■ **To be done**:
Transcribe the material in full. Nothing should differ except that the pictures are left out.

■ **Task inputs**:
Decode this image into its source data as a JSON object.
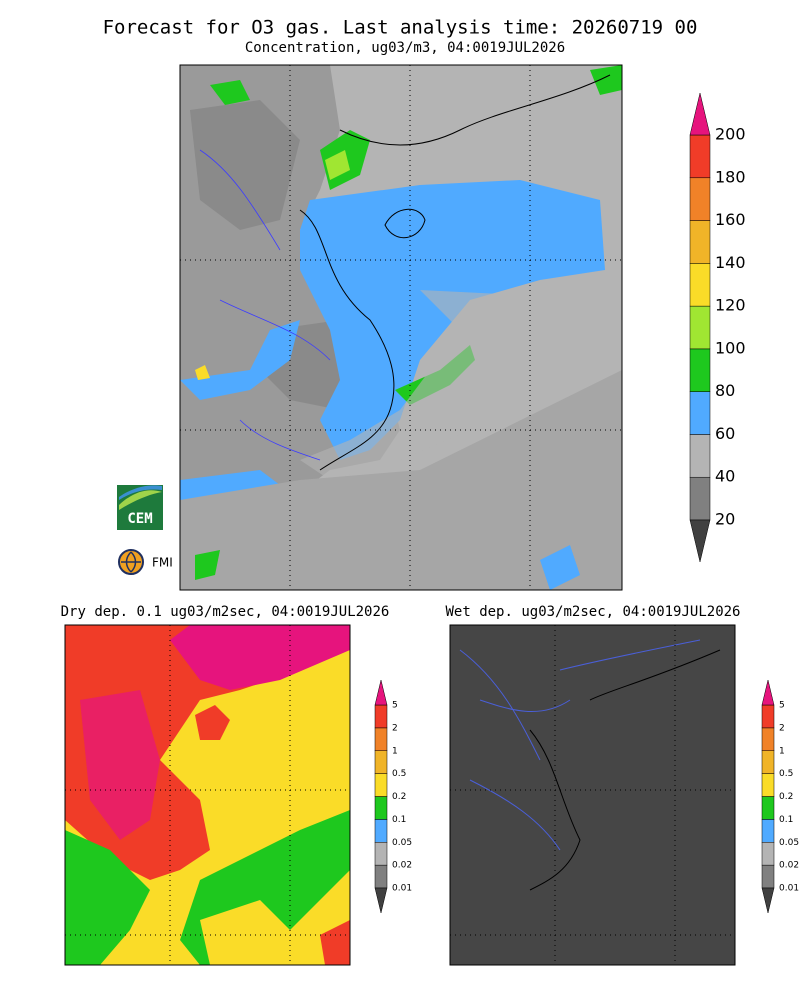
{
  "header": {
    "title": "Forecast for O3 gas. Last analysis time: 20260719 00",
    "subtitle": "Concentration, ug03/m3, 04:0019JUL2026"
  },
  "main_colorbar": {
    "labels": [
      20,
      40,
      60,
      80,
      100,
      120,
      140,
      160,
      180,
      200
    ],
    "colors": [
      "#808080",
      "#b4b4b4",
      "#50aaff",
      "#1ec81e",
      "#a0e632",
      "#fadc28",
      "#f0b428",
      "#f08228",
      "#f03c28"
    ],
    "under_color": "#404040",
    "over_color": "#e6147d"
  },
  "panels": [
    {
      "title": "Dry dep. 0.1 ug03/m2sec, 04:0019JUL2026",
      "colorbar": {
        "labels": [
          0.01,
          0.02,
          0.05,
          0.1,
          0.2,
          0.5,
          1,
          2,
          5
        ],
        "colors": [
          "#808080",
          "#b4b4b4",
          "#50aaff",
          "#1ec81e",
          "#fadc28",
          "#f0b428",
          "#f08228",
          "#f03c28"
        ],
        "under_color": "#404040",
        "over_color": "#e6147d"
      }
    },
    {
      "title": "Wet dep. ug03/m2sec, 04:0019JUL2026",
      "colorbar": {
        "labels": [
          0.01,
          0.02,
          0.05,
          0.1,
          0.2,
          0.5,
          1,
          2,
          5
        ],
        "colors": [
          "#808080",
          "#b4b4b4",
          "#50aaff",
          "#1ec81e",
          "#fadc28",
          "#f0b428",
          "#f08228",
          "#f03c28"
        ],
        "under_color": "#404040",
        "over_color": "#e6147d"
      }
    }
  ],
  "logos": {
    "cem": "CEM",
    "fmi": "FMI"
  }
}
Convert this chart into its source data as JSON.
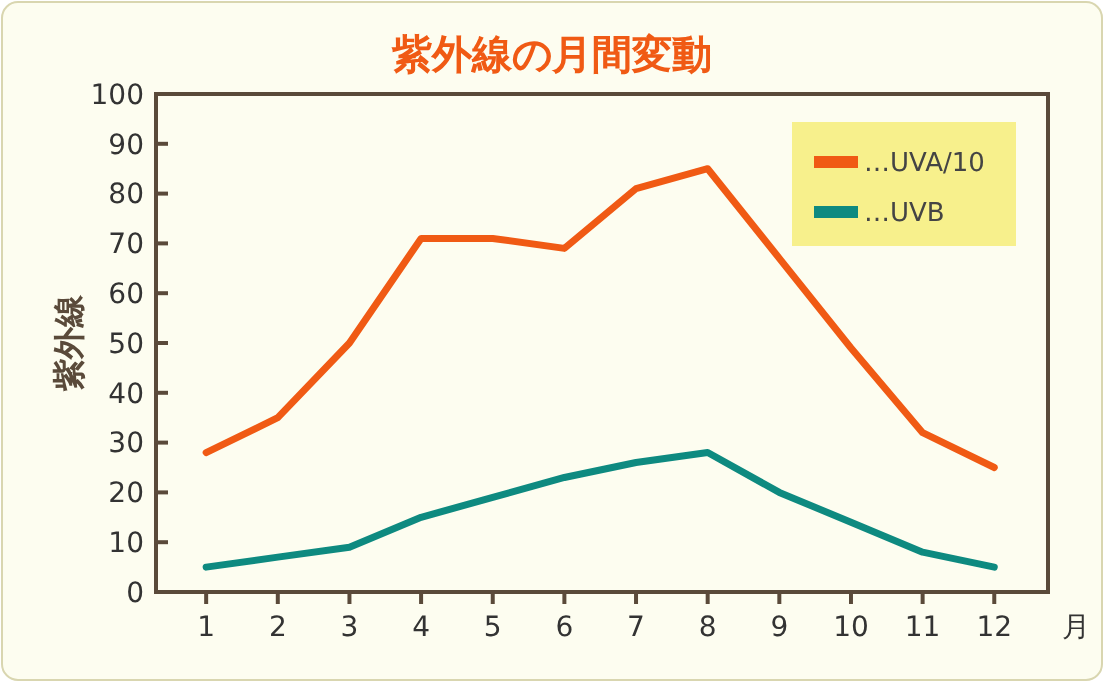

■ **Exercise answer**:
Decode this image into its source data as a JSON object.
{
  "header": {
    "title": "Forecast for O3 gas. Last analysis time: 20260719 00",
    "subtitle": "Concentration, ug03/m3, 04:0019JUL2026"
  },
  "main_colorbar": {
    "labels": [
      20,
      40,
      60,
      80,
      100,
      120,
      140,
      160,
      180,
      200
    ],
    "colors": [
      "#808080",
      "#b4b4b4",
      "#50aaff",
      "#1ec81e",
      "#a0e632",
      "#fadc28",
      "#f0b428",
      "#f08228",
      "#f03c28"
    ],
    "under_color": "#404040",
    "over_color": "#e6147d"
  },
  "panels": [
    {
      "title": "Dry dep. 0.1 ug03/m2sec, 04:0019JUL2026",
      "colorbar": {
        "labels": [
          0.01,
          0.02,
          0.05,
          0.1,
          0.2,
          0.5,
          1,
          2,
          5
        ],
        "colors": [
          "#808080",
          "#b4b4b4",
          "#50aaff",
          "#1ec81e",
          "#fadc28",
          "#f0b428",
          "#f08228",
          "#f03c28"
        ],
        "under_color": "#404040",
        "over_color": "#e6147d"
      }
    },
    {
      "title": "Wet dep. ug03/m2sec, 04:0019JUL2026",
      "colorbar": {
        "labels": [
          0.01,
          0.02,
          0.05,
          0.1,
          0.2,
          0.5,
          1,
          2,
          5
        ],
        "colors": [
          "#808080",
          "#b4b4b4",
          "#50aaff",
          "#1ec81e",
          "#fadc28",
          "#f0b428",
          "#f08228",
          "#f03c28"
        ],
        "under_color": "#404040",
        "over_color": "#e6147d"
      }
    }
  ],
  "logos": {
    "cem": "CEM",
    "fmi": "FMI"
  }
}
Convert this chart into its source data as JSON.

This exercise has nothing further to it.